> Required task A
Could you rewrite the entries as a numbered list, starting with the line that contains "List each element" and going on through the line that contains "cell-checkbox[interactable] xyxy=(33,557,54,579)", leaving out any blank lines?

> Document passage
BEGIN

Why Elon Musk is not Steve Bannon
We're stuck with Elonald. But their odd alliance makes a perfect target.
In Duran and Lakoff’s Frame Lab, I have a piece about how to take on the bizarre situation of MAGA having two daddies. But I hate to disappoint you. I don’t think it’s possible to break up the broligarch bromance of Donald Trump and Elon Musk—at least for the foreseeable future.
Believe me. I understand why people of good faith think we could sever this most unholy and destructive alliance in American history. We remember fondly how a deluge of press attention in 2017 led to a temporarily acrimonious split between Trump and his then-closest advisor, Steve Bannon.
Even some people of bad faith—like Steve Bannon himself—seem to have this fantasy.
But this fond wish is just another of Steve’s delusions.
There’s no bro-vorce coming soon
Musk is the richest human ever to live. He has an unchecked desire to procreate, win at video games he doesn’t play, and dominate his perceived enemies. These lusts even dwarf Trump’s unquenchable neediness. However, Musk has the GDP of a small country, and his financial fate is so inextricable from the global economy that he could unapologetically perform two Sieg Heils while celebrating Trump’s inauguration and suffer zero consequences.

END

> Records to process
BEGIN

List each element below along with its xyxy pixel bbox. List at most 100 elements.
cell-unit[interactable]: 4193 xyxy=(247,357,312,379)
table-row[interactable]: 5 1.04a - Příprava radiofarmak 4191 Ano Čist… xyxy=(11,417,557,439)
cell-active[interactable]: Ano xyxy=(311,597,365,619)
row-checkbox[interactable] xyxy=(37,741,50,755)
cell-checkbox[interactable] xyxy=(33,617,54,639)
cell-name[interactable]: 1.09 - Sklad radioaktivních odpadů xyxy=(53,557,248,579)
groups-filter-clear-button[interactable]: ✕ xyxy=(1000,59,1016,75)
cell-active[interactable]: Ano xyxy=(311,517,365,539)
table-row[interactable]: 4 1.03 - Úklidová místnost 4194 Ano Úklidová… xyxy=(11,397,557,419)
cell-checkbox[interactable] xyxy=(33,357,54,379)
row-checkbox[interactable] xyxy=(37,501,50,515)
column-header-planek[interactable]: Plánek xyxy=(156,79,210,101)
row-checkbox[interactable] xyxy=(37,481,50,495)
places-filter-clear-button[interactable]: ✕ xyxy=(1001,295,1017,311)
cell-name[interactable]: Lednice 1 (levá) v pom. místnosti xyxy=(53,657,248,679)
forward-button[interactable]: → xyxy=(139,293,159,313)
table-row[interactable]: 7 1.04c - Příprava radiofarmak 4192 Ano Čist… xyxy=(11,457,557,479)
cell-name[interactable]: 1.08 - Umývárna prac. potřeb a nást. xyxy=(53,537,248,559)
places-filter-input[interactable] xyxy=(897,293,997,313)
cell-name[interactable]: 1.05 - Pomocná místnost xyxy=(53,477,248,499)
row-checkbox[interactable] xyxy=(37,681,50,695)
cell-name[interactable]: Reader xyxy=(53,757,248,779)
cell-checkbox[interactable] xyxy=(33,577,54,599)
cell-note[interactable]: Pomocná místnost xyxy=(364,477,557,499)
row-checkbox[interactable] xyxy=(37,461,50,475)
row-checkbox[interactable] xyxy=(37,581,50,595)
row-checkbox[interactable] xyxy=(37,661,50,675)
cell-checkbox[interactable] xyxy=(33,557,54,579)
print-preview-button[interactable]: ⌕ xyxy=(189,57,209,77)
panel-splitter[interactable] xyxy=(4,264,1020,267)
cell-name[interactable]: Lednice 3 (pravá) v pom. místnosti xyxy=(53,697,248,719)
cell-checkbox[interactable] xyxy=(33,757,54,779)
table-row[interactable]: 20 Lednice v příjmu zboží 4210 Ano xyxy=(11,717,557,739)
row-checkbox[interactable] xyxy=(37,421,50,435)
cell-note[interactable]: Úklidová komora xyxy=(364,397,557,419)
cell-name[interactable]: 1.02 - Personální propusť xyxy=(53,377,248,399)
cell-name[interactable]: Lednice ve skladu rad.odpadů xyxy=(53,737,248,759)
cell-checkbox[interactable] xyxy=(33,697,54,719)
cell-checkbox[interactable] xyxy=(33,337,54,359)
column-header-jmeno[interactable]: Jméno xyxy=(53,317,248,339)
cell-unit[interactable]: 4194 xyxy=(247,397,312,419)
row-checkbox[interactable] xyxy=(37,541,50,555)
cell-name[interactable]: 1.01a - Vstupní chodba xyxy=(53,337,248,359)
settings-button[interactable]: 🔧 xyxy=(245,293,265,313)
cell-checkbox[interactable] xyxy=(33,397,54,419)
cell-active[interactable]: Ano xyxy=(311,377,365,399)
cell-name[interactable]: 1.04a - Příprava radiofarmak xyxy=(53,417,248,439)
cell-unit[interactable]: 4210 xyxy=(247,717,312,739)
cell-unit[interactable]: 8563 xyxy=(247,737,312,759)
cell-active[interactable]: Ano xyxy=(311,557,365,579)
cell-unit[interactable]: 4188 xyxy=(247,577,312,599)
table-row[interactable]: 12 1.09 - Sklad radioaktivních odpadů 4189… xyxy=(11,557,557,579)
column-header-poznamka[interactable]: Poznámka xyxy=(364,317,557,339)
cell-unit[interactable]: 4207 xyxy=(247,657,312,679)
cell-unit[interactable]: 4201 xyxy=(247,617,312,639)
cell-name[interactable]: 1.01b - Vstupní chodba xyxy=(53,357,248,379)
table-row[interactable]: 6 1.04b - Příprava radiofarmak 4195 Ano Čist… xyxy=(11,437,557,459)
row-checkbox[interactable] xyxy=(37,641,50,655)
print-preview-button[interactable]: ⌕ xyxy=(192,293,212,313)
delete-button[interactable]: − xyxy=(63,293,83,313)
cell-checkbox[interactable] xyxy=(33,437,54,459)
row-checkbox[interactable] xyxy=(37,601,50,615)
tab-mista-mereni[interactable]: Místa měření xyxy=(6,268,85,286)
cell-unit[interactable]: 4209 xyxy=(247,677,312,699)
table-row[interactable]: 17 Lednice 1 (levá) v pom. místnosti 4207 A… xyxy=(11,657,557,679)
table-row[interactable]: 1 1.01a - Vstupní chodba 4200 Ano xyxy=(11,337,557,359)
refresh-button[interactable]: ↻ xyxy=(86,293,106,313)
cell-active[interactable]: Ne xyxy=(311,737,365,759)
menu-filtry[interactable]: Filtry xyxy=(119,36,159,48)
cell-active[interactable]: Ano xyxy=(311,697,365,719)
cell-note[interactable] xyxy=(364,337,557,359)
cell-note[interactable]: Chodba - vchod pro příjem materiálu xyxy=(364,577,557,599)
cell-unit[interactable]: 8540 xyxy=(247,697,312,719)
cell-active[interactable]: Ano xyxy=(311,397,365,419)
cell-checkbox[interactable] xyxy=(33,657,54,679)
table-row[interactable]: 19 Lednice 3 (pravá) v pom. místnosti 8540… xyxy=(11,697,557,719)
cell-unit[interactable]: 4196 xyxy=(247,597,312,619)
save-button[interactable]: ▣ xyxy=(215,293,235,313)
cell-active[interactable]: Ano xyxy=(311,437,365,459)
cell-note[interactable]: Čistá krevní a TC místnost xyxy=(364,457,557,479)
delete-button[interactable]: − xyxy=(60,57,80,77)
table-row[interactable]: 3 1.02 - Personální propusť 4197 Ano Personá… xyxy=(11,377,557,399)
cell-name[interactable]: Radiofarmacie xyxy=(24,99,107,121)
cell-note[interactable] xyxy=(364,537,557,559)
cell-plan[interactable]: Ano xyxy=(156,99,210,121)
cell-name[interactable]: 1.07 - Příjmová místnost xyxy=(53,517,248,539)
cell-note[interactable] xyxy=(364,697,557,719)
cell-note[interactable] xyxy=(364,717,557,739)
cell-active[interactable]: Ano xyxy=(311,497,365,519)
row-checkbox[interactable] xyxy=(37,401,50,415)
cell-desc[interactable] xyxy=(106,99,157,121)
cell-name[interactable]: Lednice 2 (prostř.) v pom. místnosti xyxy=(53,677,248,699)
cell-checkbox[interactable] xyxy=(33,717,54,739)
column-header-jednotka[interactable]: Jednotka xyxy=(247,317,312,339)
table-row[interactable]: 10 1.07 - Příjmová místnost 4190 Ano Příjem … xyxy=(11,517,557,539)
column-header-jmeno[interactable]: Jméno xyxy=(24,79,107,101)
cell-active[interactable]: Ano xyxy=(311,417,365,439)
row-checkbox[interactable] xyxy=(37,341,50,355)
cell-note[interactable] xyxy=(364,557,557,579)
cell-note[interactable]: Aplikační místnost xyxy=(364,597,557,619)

END
BEGIN

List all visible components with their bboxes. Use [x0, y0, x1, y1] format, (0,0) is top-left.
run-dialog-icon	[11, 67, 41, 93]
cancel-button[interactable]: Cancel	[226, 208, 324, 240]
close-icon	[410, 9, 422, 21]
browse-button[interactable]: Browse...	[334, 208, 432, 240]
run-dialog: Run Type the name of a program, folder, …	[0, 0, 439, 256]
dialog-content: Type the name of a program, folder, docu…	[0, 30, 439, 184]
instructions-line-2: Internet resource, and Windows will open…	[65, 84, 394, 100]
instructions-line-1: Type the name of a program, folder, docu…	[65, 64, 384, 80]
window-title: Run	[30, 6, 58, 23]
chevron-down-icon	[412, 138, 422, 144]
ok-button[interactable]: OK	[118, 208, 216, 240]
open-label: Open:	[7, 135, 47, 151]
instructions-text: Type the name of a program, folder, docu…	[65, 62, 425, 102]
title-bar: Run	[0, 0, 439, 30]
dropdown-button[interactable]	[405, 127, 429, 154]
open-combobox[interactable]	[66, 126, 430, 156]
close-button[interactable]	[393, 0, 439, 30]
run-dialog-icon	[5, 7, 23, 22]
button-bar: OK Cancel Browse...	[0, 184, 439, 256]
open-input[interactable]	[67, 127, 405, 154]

END

> Required task B
Could you print the passage of the piece on Musk and Bannon word for word, starting with "There’s no bro-vorce" and going on through "suffer zero consequences."?

> Full solution A
1. List each element below along with its xyxy pixel bbox. List at most 100 elements.
2. cell-unit[interactable]: 4193 xyxy=(247,357,312,379)
3. table-row[interactable]: 5 1.04a - Příprava radiofarmak 4191 Ano Čist… xyxy=(11,417,557,439)
4. cell-active[interactable]: Ano xyxy=(311,597,365,619)
5. row-checkbox[interactable] xyxy=(37,741,50,755)
6. cell-checkbox[interactable] xyxy=(33,617,54,639)
7. cell-name[interactable]: 1.09 - Sklad radioaktivních odpadů xyxy=(53,557,248,579)
8. groups-filter-clear-button[interactable]: ✕ xyxy=(1000,59,1016,75)
9. cell-active[interactable]: Ano xyxy=(311,517,365,539)
10. table-row[interactable]: 4 1.03 - Úklidová místnost 4194 Ano Úklidová… xyxy=(11,397,557,419)
11. cell-checkbox[interactable] xyxy=(33,357,54,379)
12. row-checkbox[interactable] xyxy=(37,501,50,515)
13. column-header-planek[interactable]: Plánek xyxy=(156,79,210,101)
14. row-checkbox[interactable] xyxy=(37,481,50,495)
15. places-filter-clear-button[interactable]: ✕ xyxy=(1001,295,1017,311)
16. cell-name[interactable]: Lednice 1 (levá) v pom. místnosti xyxy=(53,657,248,679)
17. forward-button[interactable]: → xyxy=(139,293,159,313)
18. table-row[interactable]: 7 1.04c - Příprava radiofarmak 4192 Ano Čist… xyxy=(11,457,557,479)
19. cell-name[interactable]: 1.08 - Umývárna prac. potřeb a nást. xyxy=(53,537,248,559)
20. places-filter-input[interactable] xyxy=(897,293,997,313)
21. cell-name[interactable]: 1.05 - Pomocná místnost xyxy=(53,477,248,499)
22. row-checkbox[interactable] xyxy=(37,681,50,695)
23. cell-name[interactable]: Reader xyxy=(53,757,248,779)
24. cell-checkbox[interactable] xyxy=(33,577,54,599)
25. cell-note[interactable]: Pomocná místnost xyxy=(364,477,557,499)
26. row-checkbox[interactable] xyxy=(37,461,50,475)
27. row-checkbox[interactable] xyxy=(37,581,50,595)
28. row-checkbox[interactable] xyxy=(37,661,50,675)
29. cell-checkbox[interactable] xyxy=(33,557,54,579)

> Full solution B
There’s no bro-vorce coming soon
Musk is the richest human ever to live. He has an unchecked desire to procreate, win at video games he doesn’t play, and dominate his perceived enemies. These lusts even dwarf Trump’s unquenchable neediness. However, Musk has the GDP of a small country, and his financial fate is so inextricable from the global economy that he could unapologetically perform two Sieg Heils while celebrating Trump’s inauguration and suffer zero consequences.